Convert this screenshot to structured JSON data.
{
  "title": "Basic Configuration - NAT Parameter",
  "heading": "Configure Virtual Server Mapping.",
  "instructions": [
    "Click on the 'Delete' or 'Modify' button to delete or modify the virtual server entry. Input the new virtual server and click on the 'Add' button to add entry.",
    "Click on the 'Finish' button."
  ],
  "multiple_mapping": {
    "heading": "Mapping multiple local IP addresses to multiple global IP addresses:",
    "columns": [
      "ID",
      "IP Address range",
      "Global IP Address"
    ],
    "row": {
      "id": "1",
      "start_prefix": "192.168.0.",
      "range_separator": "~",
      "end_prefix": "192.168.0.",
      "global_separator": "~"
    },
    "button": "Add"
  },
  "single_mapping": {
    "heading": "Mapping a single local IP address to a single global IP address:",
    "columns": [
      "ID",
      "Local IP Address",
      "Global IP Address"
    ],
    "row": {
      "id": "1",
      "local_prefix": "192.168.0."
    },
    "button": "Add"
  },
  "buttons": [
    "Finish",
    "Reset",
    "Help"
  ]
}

...

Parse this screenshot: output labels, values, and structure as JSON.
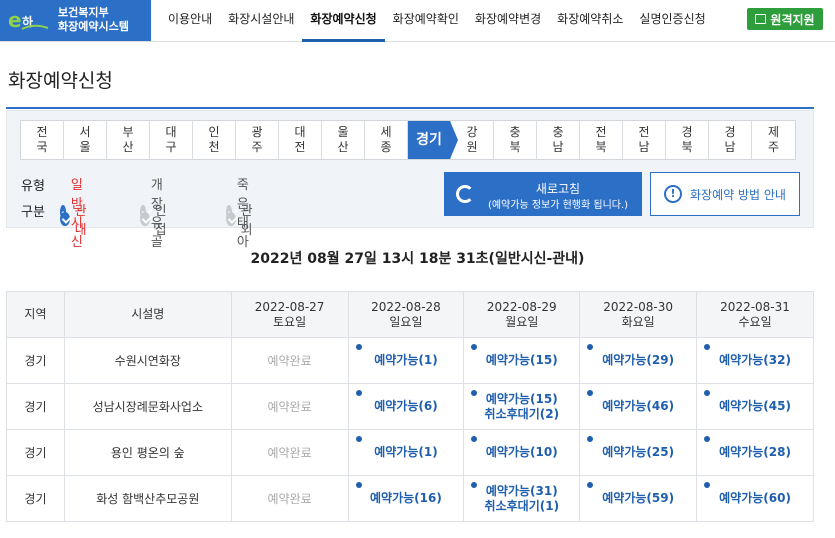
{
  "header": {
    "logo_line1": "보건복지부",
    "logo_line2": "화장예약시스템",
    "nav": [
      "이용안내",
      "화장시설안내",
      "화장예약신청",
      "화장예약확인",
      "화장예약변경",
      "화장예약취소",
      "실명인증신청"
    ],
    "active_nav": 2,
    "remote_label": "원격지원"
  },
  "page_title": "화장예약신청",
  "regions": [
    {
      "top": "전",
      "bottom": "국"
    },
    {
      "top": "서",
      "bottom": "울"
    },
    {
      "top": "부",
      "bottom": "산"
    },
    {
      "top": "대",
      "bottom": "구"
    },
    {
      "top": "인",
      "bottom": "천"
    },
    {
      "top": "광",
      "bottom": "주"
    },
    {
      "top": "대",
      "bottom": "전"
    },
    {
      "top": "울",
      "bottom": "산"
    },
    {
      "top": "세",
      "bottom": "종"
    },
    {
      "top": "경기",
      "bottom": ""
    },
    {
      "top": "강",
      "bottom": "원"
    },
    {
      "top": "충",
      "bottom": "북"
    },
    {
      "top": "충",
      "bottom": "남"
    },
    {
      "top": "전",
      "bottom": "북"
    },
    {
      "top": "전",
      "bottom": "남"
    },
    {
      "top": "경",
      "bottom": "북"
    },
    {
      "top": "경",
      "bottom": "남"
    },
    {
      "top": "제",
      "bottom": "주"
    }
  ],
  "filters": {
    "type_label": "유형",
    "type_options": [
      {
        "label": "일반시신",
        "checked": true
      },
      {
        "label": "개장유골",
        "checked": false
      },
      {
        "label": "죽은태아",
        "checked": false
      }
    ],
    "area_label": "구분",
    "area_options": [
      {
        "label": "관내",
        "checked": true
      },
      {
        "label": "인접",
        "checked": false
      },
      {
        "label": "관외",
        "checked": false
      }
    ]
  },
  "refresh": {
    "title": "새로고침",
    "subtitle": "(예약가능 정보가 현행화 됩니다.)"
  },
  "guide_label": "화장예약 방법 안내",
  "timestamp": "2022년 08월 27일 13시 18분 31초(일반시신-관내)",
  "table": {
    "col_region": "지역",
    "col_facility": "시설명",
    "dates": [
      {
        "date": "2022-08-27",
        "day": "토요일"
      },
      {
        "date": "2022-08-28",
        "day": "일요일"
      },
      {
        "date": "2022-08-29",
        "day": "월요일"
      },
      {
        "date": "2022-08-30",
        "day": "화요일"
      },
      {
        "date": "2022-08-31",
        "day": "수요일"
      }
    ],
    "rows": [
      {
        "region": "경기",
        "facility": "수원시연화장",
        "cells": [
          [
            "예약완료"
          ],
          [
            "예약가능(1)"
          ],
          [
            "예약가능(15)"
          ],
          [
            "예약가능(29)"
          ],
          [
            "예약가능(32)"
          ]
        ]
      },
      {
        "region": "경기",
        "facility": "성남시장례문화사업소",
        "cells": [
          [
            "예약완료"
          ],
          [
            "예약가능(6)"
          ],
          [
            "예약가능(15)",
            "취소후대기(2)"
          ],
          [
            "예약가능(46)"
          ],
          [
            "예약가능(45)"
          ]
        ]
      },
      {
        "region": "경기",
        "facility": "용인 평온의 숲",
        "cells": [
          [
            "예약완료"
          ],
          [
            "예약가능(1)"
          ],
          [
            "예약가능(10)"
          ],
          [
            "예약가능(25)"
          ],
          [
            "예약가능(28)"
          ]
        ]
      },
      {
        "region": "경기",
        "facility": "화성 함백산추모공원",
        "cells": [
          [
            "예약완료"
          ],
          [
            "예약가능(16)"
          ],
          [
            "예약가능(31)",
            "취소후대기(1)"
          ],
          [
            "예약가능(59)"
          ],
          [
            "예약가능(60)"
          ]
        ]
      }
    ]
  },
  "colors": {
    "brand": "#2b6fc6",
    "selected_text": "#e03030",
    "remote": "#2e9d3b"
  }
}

→ **What is needed**:
Gather every line containing the word "heading" and copy it.

→ **Exercise solution**:
  "heading": "Configure Virtual Server Mapping.",
    "heading": "Mapping multiple local IP addresses to multiple global IP addresses:",
    "heading": "Mapping a single local IP address to a single global IP address:",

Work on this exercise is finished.